● WHAT YOU SHOULD DO: Go through the records and copy each line where the word "Contains" occurs.

.....

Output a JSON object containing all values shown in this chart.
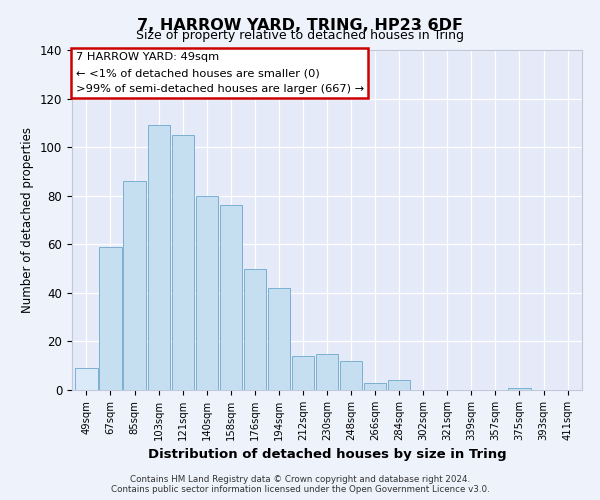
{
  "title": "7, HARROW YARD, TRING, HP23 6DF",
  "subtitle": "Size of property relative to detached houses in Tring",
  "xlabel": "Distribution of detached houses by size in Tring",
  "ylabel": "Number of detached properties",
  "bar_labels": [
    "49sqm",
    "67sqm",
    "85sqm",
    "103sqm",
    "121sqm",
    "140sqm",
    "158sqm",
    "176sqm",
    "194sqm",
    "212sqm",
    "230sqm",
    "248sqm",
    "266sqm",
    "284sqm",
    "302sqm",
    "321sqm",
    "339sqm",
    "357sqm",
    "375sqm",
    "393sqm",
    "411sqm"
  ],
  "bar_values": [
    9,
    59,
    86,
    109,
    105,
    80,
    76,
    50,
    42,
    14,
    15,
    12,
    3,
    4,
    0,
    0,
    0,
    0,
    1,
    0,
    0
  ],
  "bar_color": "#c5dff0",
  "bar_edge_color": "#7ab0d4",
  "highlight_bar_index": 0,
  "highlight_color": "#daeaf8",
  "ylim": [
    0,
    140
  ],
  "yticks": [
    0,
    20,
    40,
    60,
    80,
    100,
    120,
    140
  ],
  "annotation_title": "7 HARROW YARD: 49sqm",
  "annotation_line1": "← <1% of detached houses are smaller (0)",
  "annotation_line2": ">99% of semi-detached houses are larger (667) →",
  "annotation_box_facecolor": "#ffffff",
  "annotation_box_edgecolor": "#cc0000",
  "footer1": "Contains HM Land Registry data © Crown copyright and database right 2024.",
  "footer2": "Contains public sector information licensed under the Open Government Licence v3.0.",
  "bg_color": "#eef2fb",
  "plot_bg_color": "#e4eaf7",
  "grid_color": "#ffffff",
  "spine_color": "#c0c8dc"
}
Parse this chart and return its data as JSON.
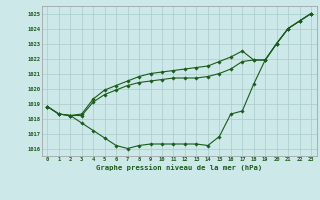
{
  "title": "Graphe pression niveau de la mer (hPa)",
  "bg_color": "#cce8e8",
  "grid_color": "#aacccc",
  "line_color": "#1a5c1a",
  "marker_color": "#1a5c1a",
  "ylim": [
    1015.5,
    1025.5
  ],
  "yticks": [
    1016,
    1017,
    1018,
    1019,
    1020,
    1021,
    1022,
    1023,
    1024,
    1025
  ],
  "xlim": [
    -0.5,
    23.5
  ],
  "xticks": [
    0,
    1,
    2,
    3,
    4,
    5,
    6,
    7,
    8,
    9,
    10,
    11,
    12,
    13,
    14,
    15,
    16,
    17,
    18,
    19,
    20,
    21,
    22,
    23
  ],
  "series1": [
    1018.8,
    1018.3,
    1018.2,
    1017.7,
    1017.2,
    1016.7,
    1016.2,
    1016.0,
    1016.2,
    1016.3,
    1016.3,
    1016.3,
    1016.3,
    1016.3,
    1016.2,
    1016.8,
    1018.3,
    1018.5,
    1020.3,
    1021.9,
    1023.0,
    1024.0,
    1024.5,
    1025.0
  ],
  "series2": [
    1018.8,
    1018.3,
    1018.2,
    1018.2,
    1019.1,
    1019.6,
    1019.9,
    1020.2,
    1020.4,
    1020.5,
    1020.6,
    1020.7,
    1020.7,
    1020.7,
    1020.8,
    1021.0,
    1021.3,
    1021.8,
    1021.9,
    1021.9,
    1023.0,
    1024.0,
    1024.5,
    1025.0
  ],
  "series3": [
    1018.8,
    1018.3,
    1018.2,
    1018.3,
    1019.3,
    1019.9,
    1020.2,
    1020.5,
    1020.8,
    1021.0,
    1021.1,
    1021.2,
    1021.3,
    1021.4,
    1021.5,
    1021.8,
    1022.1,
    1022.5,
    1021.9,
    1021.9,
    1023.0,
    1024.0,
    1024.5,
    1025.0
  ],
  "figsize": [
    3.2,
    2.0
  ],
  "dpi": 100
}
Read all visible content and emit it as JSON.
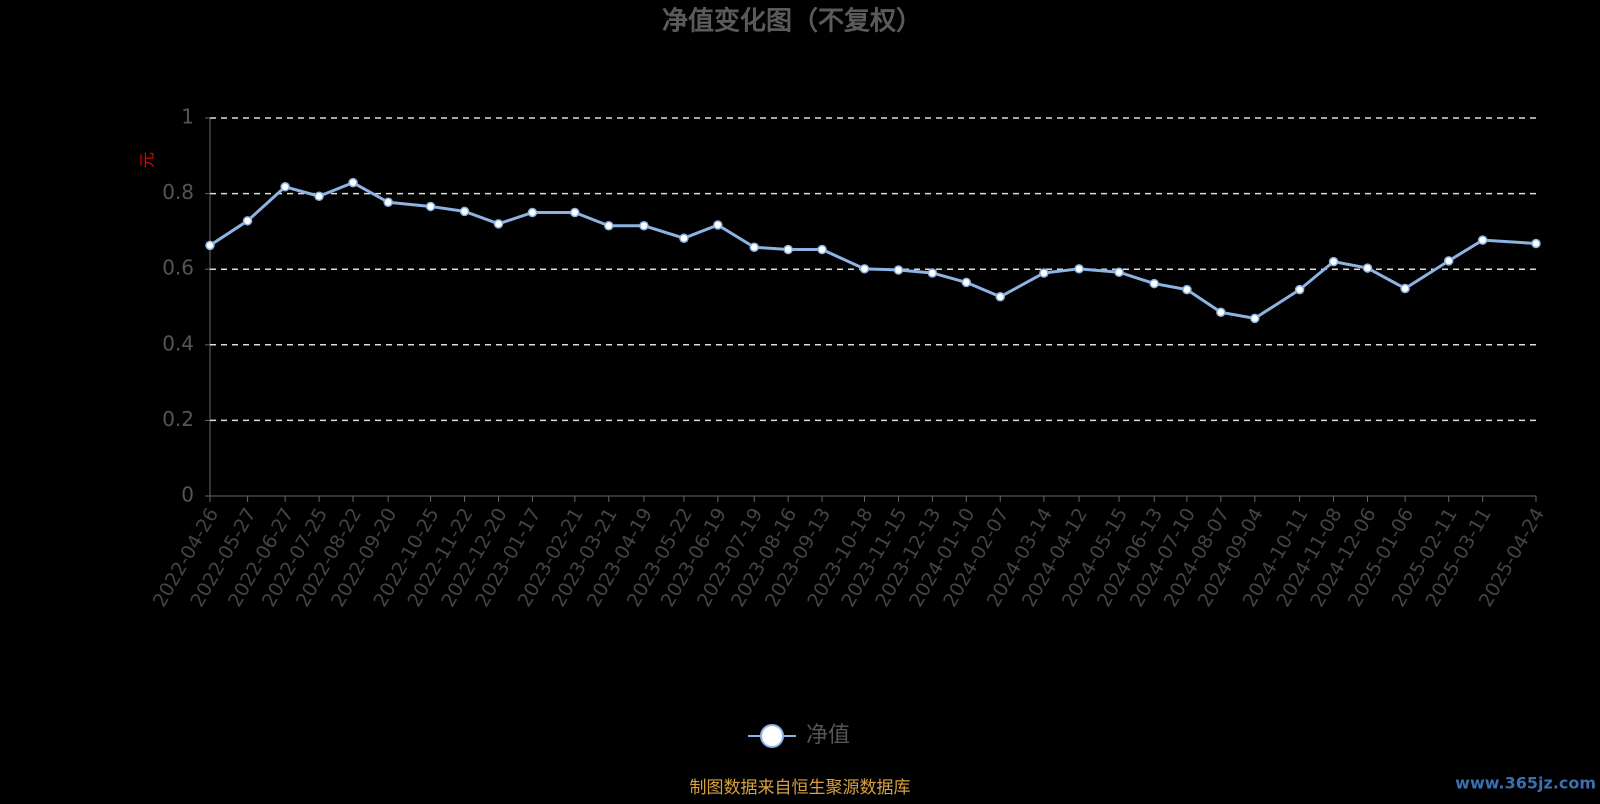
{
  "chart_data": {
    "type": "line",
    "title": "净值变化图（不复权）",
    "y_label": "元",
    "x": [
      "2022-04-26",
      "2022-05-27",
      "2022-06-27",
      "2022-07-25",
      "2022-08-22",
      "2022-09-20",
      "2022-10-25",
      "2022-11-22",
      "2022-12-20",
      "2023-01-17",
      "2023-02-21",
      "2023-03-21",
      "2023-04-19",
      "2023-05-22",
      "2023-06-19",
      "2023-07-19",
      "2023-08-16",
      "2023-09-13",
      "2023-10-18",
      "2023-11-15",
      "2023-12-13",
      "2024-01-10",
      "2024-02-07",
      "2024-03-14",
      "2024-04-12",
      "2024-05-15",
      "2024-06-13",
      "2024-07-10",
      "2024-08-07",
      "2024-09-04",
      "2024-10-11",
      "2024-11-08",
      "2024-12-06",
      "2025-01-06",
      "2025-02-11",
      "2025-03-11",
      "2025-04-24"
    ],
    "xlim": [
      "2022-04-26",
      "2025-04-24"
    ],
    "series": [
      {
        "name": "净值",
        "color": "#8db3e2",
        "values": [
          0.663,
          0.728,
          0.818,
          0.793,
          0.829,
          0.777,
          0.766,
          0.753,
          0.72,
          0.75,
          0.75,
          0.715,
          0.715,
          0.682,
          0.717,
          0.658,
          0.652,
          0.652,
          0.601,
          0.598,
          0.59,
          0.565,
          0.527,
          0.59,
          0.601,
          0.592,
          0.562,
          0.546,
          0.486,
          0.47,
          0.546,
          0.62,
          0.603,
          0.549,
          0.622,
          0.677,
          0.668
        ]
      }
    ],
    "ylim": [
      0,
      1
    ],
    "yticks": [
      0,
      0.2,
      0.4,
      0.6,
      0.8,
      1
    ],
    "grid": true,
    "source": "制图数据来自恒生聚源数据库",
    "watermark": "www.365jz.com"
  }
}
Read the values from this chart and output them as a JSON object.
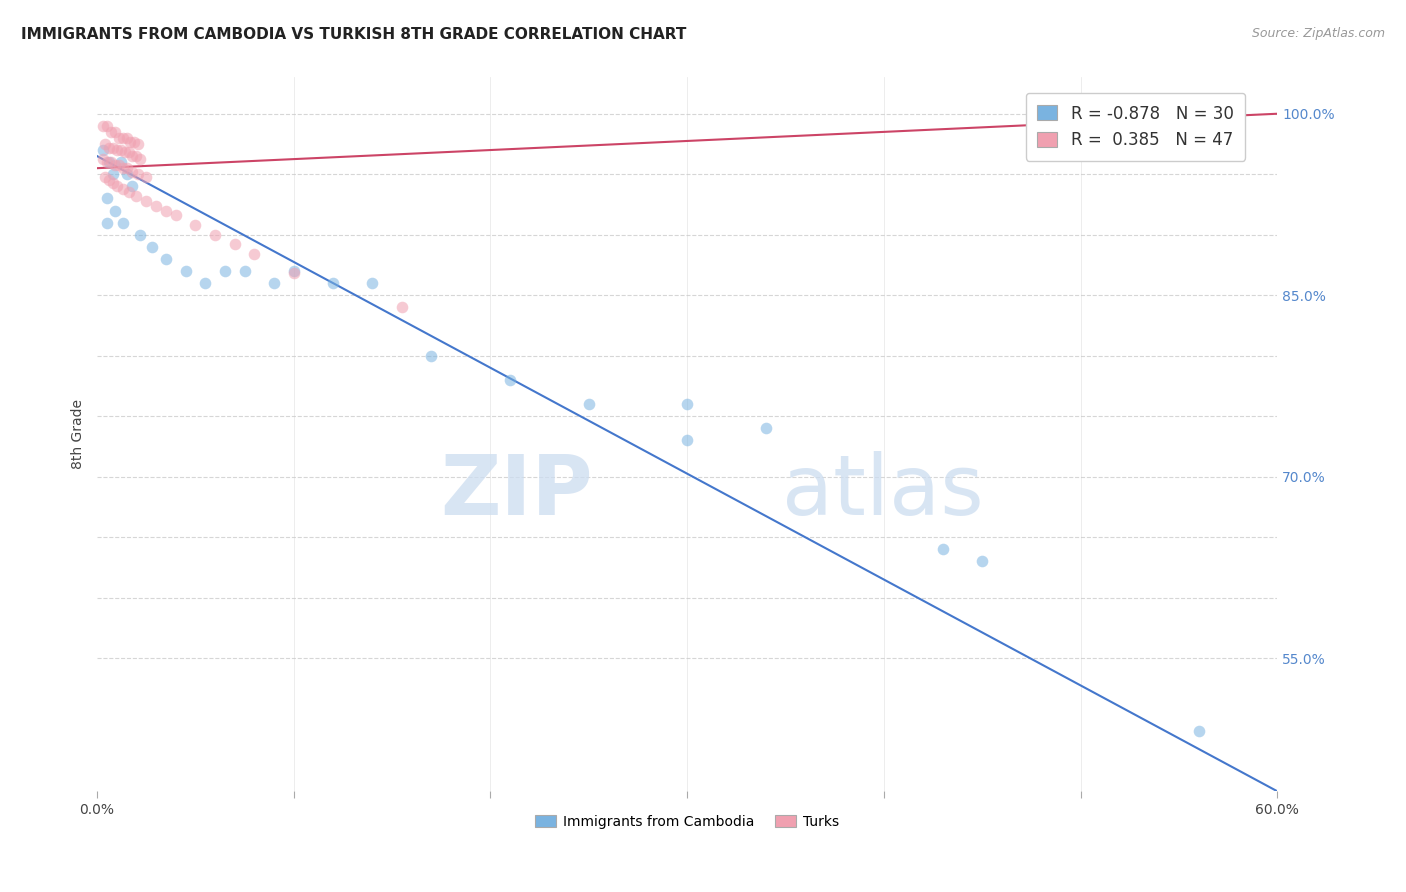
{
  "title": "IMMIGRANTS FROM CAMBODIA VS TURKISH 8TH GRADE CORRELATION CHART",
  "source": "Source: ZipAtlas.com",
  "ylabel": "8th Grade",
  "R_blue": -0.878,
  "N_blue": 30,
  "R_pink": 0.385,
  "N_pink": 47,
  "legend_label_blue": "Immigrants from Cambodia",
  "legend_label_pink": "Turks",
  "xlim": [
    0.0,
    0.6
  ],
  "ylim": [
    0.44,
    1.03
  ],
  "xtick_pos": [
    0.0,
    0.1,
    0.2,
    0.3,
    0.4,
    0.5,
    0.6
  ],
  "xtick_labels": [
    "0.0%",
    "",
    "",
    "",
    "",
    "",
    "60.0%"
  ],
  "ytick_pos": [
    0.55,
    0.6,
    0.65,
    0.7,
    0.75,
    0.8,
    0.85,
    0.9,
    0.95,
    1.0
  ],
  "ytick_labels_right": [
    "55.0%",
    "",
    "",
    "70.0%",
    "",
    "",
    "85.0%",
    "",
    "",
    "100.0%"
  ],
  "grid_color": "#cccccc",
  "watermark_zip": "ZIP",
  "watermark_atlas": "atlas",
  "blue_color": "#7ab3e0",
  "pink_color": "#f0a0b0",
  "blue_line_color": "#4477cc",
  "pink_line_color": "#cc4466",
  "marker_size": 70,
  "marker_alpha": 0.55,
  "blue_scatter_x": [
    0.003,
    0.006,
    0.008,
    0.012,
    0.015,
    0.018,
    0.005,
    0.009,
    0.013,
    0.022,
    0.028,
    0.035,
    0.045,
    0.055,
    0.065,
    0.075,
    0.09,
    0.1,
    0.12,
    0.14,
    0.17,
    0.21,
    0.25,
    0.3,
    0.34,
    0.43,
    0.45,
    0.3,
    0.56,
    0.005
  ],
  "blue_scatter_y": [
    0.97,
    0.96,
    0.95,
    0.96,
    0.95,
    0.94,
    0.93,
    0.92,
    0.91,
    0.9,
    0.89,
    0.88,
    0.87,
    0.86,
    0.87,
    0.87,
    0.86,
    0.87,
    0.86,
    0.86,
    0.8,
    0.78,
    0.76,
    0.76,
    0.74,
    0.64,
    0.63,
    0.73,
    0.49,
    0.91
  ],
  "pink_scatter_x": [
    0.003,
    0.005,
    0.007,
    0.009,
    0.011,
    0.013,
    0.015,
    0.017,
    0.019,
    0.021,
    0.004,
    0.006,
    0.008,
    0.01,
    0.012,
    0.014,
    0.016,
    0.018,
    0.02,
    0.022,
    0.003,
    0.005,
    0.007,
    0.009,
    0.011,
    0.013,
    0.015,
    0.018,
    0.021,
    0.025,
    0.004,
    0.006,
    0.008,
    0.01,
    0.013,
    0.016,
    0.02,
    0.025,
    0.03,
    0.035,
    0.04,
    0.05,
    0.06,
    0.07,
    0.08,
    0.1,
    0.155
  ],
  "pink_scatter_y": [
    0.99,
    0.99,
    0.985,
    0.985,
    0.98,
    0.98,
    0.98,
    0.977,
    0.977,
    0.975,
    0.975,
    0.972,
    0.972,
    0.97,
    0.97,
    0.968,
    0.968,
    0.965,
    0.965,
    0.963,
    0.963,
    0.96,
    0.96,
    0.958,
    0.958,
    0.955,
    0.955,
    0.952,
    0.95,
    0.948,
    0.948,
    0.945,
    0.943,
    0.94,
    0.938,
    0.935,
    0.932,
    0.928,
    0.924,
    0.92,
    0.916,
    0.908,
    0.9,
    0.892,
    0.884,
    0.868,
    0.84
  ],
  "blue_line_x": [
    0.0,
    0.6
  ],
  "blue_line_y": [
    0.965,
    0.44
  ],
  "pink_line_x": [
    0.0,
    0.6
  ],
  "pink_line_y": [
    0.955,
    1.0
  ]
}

.....

● ANSWER FOR THIS EXERCISE:
  "footer1": "Contains HM Land Registry data © Crown copyright and database right 2024.",
  "footer2": "Contains public sector information licensed under the Open Government Licence v3.0.",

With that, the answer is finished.